Exercise aim
Present each line of the entries below that holds the word "Радищева".

Stored data
§
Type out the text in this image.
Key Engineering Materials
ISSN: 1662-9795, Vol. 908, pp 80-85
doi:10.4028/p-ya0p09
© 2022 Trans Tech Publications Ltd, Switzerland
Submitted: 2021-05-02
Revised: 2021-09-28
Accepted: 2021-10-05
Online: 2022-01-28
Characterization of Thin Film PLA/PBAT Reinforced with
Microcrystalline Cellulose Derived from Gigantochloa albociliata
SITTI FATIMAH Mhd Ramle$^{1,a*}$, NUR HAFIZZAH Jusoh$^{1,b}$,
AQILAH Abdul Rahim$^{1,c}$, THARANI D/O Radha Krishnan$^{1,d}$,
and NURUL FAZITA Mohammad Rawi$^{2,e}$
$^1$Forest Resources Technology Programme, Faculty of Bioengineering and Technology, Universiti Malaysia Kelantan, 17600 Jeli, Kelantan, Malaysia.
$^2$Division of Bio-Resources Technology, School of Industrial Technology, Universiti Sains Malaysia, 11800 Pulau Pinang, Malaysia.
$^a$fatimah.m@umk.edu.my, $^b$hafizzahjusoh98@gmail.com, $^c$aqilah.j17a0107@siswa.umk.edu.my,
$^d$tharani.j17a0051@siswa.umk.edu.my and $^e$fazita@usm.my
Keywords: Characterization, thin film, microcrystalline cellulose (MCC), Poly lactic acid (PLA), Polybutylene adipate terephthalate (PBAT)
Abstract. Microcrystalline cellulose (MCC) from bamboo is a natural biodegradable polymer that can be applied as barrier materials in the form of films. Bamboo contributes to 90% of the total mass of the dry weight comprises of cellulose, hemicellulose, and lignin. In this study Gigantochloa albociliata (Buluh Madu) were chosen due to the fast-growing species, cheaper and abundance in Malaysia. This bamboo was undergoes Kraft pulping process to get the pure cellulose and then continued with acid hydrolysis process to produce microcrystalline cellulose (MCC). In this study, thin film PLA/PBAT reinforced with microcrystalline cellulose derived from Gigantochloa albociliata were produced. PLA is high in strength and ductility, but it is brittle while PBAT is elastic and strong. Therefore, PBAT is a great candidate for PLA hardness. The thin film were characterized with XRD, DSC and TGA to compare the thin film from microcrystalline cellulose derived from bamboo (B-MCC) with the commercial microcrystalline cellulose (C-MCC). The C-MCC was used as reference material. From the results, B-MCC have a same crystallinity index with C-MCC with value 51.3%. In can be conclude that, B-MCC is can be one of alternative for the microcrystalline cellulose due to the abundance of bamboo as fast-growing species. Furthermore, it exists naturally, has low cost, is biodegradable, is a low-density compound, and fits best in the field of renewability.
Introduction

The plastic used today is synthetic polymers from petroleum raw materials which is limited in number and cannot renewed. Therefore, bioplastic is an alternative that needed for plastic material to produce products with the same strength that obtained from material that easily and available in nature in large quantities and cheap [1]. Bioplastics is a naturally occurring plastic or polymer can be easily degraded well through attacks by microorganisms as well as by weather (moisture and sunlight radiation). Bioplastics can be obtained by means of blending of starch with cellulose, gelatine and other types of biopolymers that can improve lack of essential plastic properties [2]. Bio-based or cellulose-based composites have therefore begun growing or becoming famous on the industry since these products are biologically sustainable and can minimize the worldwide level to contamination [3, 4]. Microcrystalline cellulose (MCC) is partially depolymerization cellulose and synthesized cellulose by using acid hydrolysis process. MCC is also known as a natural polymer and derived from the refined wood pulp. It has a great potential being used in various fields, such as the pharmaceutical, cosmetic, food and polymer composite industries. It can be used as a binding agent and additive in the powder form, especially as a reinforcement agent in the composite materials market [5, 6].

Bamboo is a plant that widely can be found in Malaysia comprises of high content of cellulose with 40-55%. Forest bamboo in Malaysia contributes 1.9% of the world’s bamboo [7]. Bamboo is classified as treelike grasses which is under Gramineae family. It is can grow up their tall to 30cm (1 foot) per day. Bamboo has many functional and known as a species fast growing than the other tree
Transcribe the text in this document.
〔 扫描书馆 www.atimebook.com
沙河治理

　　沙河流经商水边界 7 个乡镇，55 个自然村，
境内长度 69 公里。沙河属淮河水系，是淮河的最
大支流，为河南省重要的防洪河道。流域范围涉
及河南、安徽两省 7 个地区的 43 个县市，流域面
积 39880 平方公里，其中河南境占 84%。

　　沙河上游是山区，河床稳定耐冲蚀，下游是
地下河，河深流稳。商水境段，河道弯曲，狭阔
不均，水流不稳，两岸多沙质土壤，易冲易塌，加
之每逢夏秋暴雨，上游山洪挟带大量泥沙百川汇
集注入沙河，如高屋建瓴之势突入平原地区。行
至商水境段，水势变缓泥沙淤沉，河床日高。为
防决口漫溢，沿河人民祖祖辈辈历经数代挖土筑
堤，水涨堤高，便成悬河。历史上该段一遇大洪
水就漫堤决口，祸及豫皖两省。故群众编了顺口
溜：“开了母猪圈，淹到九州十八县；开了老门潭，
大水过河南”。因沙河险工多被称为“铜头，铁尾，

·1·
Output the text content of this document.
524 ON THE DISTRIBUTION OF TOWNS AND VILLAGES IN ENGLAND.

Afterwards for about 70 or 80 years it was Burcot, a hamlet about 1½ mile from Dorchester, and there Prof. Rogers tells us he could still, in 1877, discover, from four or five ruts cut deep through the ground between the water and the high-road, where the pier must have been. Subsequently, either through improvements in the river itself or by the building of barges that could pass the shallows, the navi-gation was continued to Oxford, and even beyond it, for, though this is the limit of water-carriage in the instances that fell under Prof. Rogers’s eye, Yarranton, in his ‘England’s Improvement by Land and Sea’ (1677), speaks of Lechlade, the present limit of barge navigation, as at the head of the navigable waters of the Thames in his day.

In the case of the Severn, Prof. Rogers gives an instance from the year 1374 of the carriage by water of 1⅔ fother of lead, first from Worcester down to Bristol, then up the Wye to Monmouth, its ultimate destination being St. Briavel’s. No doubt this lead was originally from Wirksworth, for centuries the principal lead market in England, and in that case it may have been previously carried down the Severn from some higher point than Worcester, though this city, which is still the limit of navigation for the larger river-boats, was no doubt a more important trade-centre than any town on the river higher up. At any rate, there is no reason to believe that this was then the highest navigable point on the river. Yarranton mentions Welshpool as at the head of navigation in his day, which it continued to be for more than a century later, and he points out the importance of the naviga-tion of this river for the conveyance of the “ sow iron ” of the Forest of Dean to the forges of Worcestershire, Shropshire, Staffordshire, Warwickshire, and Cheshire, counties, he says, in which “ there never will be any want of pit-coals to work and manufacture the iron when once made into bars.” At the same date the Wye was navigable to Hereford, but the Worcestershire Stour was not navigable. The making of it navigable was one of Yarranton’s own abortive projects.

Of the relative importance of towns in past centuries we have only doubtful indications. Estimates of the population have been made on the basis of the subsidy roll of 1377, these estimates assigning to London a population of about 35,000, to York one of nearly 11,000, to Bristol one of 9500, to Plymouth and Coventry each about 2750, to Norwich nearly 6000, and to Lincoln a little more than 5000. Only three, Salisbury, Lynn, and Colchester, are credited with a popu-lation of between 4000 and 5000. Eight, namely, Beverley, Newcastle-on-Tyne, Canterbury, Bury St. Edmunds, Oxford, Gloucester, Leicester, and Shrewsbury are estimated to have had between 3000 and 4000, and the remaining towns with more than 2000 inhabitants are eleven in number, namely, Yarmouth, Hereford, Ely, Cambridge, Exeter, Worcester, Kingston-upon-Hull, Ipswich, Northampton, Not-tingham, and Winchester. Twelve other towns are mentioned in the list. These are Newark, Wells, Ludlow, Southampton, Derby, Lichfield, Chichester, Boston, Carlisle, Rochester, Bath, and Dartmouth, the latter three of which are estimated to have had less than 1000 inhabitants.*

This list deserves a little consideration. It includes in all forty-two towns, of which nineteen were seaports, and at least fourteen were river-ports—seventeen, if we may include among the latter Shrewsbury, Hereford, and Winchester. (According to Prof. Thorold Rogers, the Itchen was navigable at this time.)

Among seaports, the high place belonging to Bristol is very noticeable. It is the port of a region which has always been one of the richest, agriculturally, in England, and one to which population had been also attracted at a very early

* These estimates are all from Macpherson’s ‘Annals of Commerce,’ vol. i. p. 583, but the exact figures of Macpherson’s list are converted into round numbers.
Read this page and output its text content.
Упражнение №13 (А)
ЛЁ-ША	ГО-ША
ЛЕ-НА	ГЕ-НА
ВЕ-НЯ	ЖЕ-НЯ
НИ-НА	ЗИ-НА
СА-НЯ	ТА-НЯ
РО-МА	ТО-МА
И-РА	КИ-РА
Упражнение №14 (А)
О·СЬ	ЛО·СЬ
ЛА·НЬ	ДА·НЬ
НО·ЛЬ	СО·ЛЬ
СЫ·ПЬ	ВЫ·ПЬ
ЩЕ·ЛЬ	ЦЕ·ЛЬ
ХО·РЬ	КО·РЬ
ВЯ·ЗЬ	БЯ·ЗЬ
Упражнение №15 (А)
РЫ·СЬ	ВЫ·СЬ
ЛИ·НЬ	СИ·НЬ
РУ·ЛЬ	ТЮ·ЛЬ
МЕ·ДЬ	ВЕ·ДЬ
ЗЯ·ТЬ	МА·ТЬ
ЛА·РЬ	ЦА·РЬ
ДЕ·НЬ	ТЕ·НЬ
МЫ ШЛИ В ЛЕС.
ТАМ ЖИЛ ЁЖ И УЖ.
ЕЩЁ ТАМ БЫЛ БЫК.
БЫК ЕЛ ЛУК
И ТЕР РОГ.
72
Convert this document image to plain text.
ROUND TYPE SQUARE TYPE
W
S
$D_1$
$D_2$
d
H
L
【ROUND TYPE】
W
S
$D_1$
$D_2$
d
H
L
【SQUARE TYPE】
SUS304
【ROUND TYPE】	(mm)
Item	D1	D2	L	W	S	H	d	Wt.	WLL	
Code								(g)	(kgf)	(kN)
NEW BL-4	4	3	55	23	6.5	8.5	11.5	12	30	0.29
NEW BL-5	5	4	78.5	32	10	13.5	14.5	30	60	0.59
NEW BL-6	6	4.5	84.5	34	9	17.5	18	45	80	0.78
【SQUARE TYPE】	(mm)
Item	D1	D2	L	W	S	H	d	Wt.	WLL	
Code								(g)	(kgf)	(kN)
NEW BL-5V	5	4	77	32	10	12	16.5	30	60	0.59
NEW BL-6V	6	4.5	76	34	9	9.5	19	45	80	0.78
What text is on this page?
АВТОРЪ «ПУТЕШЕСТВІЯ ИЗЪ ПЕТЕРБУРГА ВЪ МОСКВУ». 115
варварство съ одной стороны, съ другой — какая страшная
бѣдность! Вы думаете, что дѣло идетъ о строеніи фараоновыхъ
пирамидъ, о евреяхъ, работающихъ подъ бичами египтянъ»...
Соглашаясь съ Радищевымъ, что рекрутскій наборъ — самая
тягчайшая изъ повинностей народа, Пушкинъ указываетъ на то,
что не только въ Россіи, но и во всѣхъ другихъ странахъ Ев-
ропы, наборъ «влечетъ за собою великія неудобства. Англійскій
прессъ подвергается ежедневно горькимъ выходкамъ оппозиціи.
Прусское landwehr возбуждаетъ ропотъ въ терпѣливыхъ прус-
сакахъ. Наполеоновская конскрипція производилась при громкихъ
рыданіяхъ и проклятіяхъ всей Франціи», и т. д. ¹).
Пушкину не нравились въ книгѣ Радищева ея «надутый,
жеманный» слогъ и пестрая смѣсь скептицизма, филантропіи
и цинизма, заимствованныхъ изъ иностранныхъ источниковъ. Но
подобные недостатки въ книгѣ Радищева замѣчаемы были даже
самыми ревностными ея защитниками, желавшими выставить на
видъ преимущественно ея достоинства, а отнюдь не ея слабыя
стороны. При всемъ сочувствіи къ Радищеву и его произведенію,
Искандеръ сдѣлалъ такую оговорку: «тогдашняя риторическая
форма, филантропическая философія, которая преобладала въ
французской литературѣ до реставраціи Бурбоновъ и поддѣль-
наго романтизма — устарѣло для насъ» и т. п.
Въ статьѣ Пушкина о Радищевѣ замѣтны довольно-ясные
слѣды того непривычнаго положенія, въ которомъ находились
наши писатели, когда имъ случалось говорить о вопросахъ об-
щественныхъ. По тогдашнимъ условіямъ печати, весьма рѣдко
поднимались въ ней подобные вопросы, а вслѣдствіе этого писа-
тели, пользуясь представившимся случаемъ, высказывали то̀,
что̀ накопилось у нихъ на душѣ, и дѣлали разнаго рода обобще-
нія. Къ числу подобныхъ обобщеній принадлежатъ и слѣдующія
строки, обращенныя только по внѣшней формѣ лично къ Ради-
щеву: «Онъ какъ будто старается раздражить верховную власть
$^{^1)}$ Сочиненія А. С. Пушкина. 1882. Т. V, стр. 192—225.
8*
§
Exercise result
Пушкину не нравились въ книгѣ Радищева ея «надутый,
подобные недостатки въ книгѣ Радищева замѣчаемы были даже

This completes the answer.